■ **DOCUMENT SEGMENT**:

########

# Can't upload BIOS (R9 290X)



## tiptop (Oct 26, 2014)

I'm not sure where to post exactly so sorry if it's a wrong section. The problem is I can't upload a BIOS for my R9 290X Vapor-X to the database. GPU-Z reports:






But all I can see is this page, and I don't see any Vapor-X BIOSes at all.





What am I doing wrong? Do I have to use some magic trick to see that hidden 161499.rom file as well as other Vapor-X BIOSes?


----------



## buildzoid (Oct 26, 2014)

You're trying to upload an R9 290 BIOS not an R9 290X BIOS so it might already be there because W1zz had a Vapor-X R9 290 review sample


----------



## INSTG8R (Oct 26, 2014)

buildzoid said:


> You're trying to upload an R9 290 BIOS not an R9 290X BIOS so it might already be there because W1zz had a Vapor-X R9 290 review sample


According to the amount of Shaders it a 290X in my books


----------



## tiptop (Oct 26, 2014)

*buildzoid*, do you really think I'm that stupid?  I'm totally aware what card I own.


----------



## buildzoid (Oct 26, 2014)

tiptop said:


> *buildzoid*, do you really think I'm that stupid?  I'm totally aware what card I own.


Yes I do think so because the R9-290X Vapor-X has a core clock of 1080mhz not 1030mhz.
EDIT: Shit sorry didn't know there's a 1030mhz model of the card

EDIT 2: W1zz has to approve a BIOS before it gets in the database so maybe someone already uploaded but W1zz hasn't approved it yet.


----------



## AsRock (Oct 26, 2014)

Get the same with XFX DD 1050 too as it's not listed on their and all so cannot upload it too.


----------



## tiptop (Oct 29, 2014)

And... W1zz just keeps silence? Wonderful. Totally bizarre situation where I just can't find the reason behind all this shit.

########

■ **MATERIAL SUPPLIED**:

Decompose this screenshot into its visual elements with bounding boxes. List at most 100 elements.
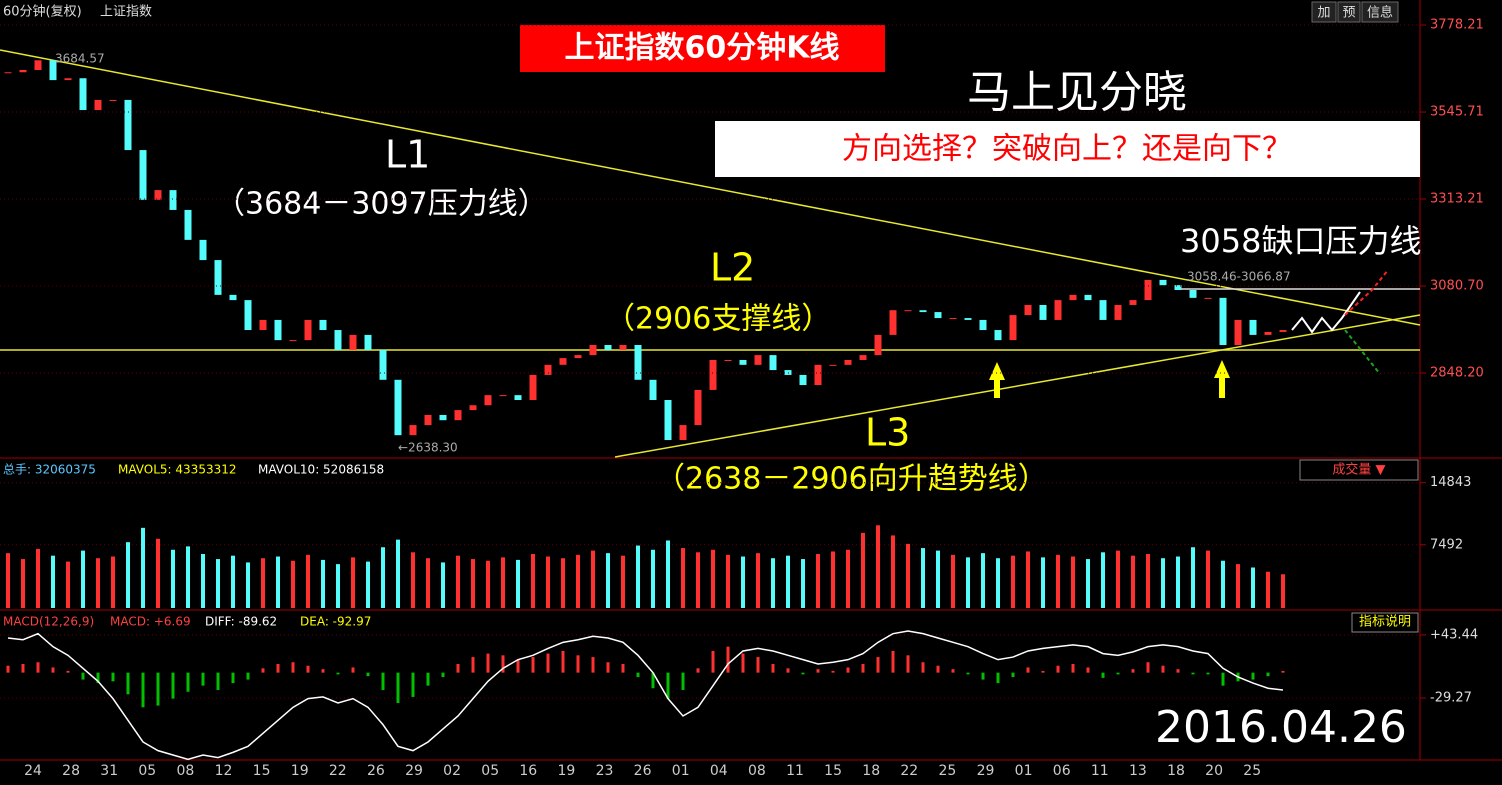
volume-bar [1146, 553, 1150, 608]
macd-bar [1041, 670, 1045, 673]
toolbar-button-text[interactable]: 信息 [1367, 5, 1393, 21]
x-tick-label: 18 [862, 763, 880, 779]
y-tick-label: 3778.21 [1430, 18, 1484, 33]
candle [874, 334, 882, 356]
macd-bar [66, 670, 70, 673]
volume-bar [801, 559, 805, 608]
volume-bar [1011, 555, 1015, 608]
y-tick-label: -29.27 [1430, 691, 1472, 706]
volume-bar [381, 547, 385, 608]
macd-bar [171, 672, 175, 699]
macd-bar [291, 662, 295, 673]
candle [709, 359, 717, 390]
help-button[interactable] [1351, 612, 1419, 633]
x-tick-label: 01 [672, 763, 690, 779]
macd-bar [981, 672, 985, 680]
macd-bar [306, 665, 310, 673]
volume-bar [1041, 557, 1045, 608]
candle [1264, 331, 1272, 335]
indicator-select[interactable] [1299, 459, 1419, 481]
candle [754, 355, 762, 365]
toolbar-button[interactable] [1337, 1, 1361, 23]
macd-bar [831, 670, 835, 673]
candle [334, 330, 342, 350]
macd-bar [966, 672, 970, 675]
up-arrow [1214, 360, 1230, 398]
y-tick-label: +43.44 [1430, 628, 1478, 643]
macd-header: DEA: -92.97 [300, 615, 371, 629]
y-tick-label: 2848.20 [1430, 365, 1484, 380]
candle [919, 310, 927, 313]
candle [1084, 294, 1092, 301]
macd-bar [816, 669, 820, 673]
macd-bar [1131, 669, 1135, 673]
macd-header: MACD: +6.69 [110, 615, 191, 629]
x-tick-label: 08 [176, 763, 194, 779]
volume-header: MAVOL10: 52086158 [258, 463, 384, 477]
volume-bar [66, 561, 70, 608]
candle [379, 349, 387, 380]
volume-bar [1116, 550, 1120, 608]
macd-bar [801, 672, 805, 675]
candle [589, 345, 597, 356]
volume-bar [966, 557, 970, 608]
volume-bar [51, 555, 55, 608]
toolbar-button[interactable] [1361, 1, 1399, 23]
candle [979, 319, 987, 331]
macd-bar [351, 667, 355, 673]
macd-bar [576, 655, 580, 673]
trend-line-l1 [0, 49, 1421, 326]
toolbar-button[interactable] [1311, 1, 1337, 23]
volume-bar [1221, 560, 1225, 608]
indicator-select-text[interactable]: 成交量 ▼ [1332, 462, 1385, 478]
y-tick-label: 3080.70 [1430, 279, 1484, 294]
candle [19, 70, 27, 73]
candle [889, 310, 897, 335]
candle [169, 190, 177, 210]
x-tick-label: 19 [557, 763, 575, 779]
macd-bar [201, 672, 205, 686]
macd-bar [1146, 662, 1150, 673]
volume-bar [216, 559, 220, 608]
candle [1159, 279, 1167, 286]
volume-bar [6, 553, 10, 608]
x-tick-label: 15 [253, 763, 271, 779]
volume-bar [1161, 558, 1165, 608]
volume-bar [696, 552, 700, 608]
candle [769, 355, 777, 371]
candle [349, 334, 357, 350]
volume-bar [336, 564, 340, 608]
macd-bar [711, 650, 715, 673]
macd-bar [1026, 667, 1030, 673]
macd-bar [651, 672, 655, 689]
toolbar-button-text[interactable]: 加 [1317, 6, 1330, 21]
macd-bar [771, 663, 775, 673]
trend-line-l3 [614, 314, 1421, 458]
help-text[interactable]: 指标说明 [1359, 615, 1411, 630]
candle [844, 359, 852, 365]
macd-bar [36, 662, 40, 673]
arrows [989, 269, 1389, 398]
candle [424, 414, 432, 426]
macd-bar [21, 663, 25, 673]
toolbar-button-text[interactable]: 预 [1342, 6, 1355, 21]
macd-bar [1191, 672, 1195, 675]
title-box [520, 25, 885, 72]
macd-bar [1071, 663, 1075, 673]
volume-bar [261, 558, 265, 608]
x-tick-label: 28 [62, 763, 80, 779]
x-tick-label: 26 [634, 763, 652, 779]
macd-bar [486, 653, 490, 673]
volume-bar [516, 559, 520, 608]
symbol: 上证指数 [100, 5, 152, 20]
candle [1054, 300, 1062, 320]
candle [1144, 279, 1152, 301]
volume-bar [141, 527, 145, 608]
volume-bar [666, 540, 670, 608]
x-tick-label: 06 [1053, 763, 1071, 779]
x-tick-label: 19 [291, 763, 309, 779]
volume-bar [396, 539, 400, 608]
macd-header: DIFF: -89.62 [205, 615, 277, 629]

########

■ **WRITTEN REQUEST 1**:
Using the forum thread about uploading an R9 290X BIOS, decide whether each statement agrees with it. Answer yes or no for each, and quote the words from the thread that decide it.
(a) buildzoid states that the R9-290X Vapor-X has a core clock of 1080mhz.
(b) INSTG8R agrees that the card is an R9 290.
(c) AsRock is able to upload the XFX DD 1050 BIOS.
■ **WRITTEN REQUEST 2**: According to the forum thread about uploading an R9 290X BIOS, what has to happen before a BIOS gets into the database?
■ **WRITTEN REQUEST 3**: Continue the forum thread about uploading an R9 290X BIOS from its last post.

■ **EXPECTED OUTPUT 1**:
(a) Yes: "the R9-290X Vapor-X has a core clock of 1080mhz not 1030mhz."
(b) No: "According to the amount of Shaders it a 290X in my books"
(c) No: "so cannot upload it too."

■ **EXPECTED OUTPUT 2**: W1zz has to approve the BIOS.

■ **EXPECTED OUTPUT 3**:
----------



## sneekypeet (Oct 29, 2014)

Relax man, swearing at other members, or doing it in general is not going to get results faster for you.

@W1zzard is a very busy guy, he doesn't just sit around all day eating cheesy poofs and looking at BIOS files, he has this site to run and maintain, he has reviews to do, and there is a line a mile long of hookers he still needs to see 

Then again he may not have even seen this thread, but since I tagged him with the "@ UserNameHere" (no space when using it) feature, he should get a message to check here, and hopefully he can upload the file and point you to it.


----------



## Solaris17 (Oct 29, 2014)

Because ya know w1zzard is at every members beck and call.


----------



## OneMoar (Oct 29, 2014)

if the board is a reference board then its not gonna let you upload it because the reference bios is already in with a matching checksum so you can simply grab any reference bios and it *should* work
o and check the attitude at the door I have enough attitude for all of TPU don't need anymoar


----------



## Solaris17 (Oct 29, 2014)

OneMoar said:


> if the board is a reference board then its not gonna left you upload it because the reference bios is already in with a matching checksum
> o and check the attitude at the door I have enough attitude for all of TPU don't need anymoar



Exactly the card may be diffirent but the bios is not.


----------



## W1zzard (Oct 29, 2014)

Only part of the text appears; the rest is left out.